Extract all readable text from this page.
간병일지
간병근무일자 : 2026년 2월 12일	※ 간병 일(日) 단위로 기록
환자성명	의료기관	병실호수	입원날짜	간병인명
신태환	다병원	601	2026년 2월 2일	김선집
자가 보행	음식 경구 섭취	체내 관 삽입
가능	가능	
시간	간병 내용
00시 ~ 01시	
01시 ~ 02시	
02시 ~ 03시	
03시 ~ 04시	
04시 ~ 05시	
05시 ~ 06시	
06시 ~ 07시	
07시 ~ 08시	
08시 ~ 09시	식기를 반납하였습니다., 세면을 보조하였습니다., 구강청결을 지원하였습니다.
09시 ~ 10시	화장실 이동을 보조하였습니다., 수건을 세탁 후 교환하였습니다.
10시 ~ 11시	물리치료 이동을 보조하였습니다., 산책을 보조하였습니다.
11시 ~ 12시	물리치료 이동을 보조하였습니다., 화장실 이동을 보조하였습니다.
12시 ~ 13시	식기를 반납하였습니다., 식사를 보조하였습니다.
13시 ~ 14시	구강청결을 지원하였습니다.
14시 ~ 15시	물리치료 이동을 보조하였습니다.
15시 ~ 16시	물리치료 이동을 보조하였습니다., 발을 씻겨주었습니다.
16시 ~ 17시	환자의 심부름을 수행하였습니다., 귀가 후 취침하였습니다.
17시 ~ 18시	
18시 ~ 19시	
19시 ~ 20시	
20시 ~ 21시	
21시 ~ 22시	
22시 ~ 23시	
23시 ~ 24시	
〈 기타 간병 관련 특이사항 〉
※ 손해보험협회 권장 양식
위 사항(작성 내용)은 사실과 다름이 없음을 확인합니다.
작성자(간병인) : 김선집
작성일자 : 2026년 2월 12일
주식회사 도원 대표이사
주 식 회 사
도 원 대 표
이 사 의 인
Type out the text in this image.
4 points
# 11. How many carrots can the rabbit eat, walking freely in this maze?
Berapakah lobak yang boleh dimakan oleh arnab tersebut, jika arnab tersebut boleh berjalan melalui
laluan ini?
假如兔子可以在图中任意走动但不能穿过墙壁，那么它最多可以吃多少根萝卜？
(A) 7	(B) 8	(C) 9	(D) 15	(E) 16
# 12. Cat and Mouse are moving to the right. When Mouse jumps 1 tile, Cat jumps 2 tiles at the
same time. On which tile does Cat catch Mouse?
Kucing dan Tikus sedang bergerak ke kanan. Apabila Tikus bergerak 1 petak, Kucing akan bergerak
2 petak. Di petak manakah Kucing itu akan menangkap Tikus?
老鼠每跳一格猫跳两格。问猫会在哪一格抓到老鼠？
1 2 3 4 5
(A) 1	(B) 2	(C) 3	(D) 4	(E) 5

────

Copy each line of the records above that carries the word "Mouse".

• [Answer]:
# 12. Cat and Mouse are moving to the right. When Mouse jumps 1 tile, Cat jumps 2 tiles at the
same time. On which tile does Cat catch Mouse?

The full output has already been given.